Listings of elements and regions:
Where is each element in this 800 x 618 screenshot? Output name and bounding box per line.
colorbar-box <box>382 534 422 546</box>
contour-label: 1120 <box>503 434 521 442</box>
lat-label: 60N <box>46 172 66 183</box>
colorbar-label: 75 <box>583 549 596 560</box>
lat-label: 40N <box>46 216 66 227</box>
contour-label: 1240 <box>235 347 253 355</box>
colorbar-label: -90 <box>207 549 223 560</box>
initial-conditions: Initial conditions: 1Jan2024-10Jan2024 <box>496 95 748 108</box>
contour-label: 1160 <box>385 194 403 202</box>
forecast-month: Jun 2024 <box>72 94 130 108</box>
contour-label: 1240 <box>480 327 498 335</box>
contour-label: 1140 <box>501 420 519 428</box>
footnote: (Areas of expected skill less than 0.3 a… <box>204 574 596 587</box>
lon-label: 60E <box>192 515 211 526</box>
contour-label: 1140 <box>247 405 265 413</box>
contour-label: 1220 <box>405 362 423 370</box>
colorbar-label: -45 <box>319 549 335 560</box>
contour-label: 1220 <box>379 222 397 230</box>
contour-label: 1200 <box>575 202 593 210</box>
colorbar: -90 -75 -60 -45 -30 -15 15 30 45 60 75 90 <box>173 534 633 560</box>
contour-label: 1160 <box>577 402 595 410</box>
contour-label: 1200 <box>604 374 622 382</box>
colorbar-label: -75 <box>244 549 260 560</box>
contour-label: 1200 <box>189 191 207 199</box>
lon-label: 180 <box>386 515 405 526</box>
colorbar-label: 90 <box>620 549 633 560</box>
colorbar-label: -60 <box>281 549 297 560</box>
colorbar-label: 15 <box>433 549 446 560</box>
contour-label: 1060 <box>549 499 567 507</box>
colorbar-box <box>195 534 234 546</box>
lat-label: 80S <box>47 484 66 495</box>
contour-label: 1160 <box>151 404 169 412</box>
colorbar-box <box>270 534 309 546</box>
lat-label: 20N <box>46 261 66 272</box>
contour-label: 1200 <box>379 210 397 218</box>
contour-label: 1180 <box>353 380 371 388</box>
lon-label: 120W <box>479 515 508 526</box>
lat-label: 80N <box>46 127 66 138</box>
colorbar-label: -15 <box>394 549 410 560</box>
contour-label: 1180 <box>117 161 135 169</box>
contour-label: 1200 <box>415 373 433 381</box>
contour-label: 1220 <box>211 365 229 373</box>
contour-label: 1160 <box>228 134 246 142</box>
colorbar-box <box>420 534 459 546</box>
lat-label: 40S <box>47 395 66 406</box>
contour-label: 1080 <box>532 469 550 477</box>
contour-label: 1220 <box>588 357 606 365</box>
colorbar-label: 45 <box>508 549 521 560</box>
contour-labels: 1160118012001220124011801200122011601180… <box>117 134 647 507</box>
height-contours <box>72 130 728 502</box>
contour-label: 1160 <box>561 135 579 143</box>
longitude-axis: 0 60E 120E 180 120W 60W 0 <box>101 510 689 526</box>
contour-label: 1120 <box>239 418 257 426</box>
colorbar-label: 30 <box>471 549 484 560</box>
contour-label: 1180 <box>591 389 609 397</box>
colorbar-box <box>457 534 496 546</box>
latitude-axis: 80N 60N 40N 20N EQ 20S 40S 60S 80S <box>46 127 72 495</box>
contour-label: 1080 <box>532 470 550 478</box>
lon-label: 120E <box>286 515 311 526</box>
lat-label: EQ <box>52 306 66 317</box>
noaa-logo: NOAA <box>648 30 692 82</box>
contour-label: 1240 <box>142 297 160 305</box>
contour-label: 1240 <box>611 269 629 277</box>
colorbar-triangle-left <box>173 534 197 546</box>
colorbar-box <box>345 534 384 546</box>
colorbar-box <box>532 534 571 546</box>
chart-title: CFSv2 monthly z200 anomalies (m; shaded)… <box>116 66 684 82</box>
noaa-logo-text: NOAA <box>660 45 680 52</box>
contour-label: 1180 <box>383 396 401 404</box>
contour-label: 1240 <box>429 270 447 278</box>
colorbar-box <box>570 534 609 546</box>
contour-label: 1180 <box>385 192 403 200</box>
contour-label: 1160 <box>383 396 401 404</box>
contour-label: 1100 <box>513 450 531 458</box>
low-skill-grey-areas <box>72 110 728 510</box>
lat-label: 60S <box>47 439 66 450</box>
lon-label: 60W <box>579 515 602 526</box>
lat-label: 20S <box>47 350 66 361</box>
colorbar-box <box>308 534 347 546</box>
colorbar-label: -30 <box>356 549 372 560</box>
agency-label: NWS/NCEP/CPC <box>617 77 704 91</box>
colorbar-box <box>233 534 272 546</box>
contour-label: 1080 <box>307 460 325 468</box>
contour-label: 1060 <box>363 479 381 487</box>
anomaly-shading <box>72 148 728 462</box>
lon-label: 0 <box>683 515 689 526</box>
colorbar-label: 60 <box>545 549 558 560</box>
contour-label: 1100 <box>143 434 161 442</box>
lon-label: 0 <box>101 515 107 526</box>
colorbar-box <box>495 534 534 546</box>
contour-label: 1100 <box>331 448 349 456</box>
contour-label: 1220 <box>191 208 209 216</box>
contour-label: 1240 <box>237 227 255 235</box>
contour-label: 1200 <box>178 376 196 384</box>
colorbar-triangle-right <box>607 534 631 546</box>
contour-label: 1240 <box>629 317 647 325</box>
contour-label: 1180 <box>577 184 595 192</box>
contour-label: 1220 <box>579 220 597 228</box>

WRITTEN PROBLEM: Copy the material word for word, starting at its first line and ending with the line that contains "forecast-month: Jun 2024", both ends included.

OUTPUT:
Where is each element in this 800 x 618 screenshot? Output name and bounding box per line.
colorbar-box <box>382 534 422 546</box>
contour-label: 1120 <box>503 434 521 442</box>
lat-label: 60N <box>46 172 66 183</box>
colorbar-label: 75 <box>583 549 596 560</box>
lat-label: 40N <box>46 216 66 227</box>
contour-label: 1240 <box>235 347 253 355</box>
colorbar-label: -90 <box>207 549 223 560</box>
initial-conditions: Initial conditions: 1Jan2024-10Jan2024 <box>496 95 748 108</box>
contour-label: 1160 <box>385 194 403 202</box>
forecast-month: Jun 2024 <box>72 94 130 108</box>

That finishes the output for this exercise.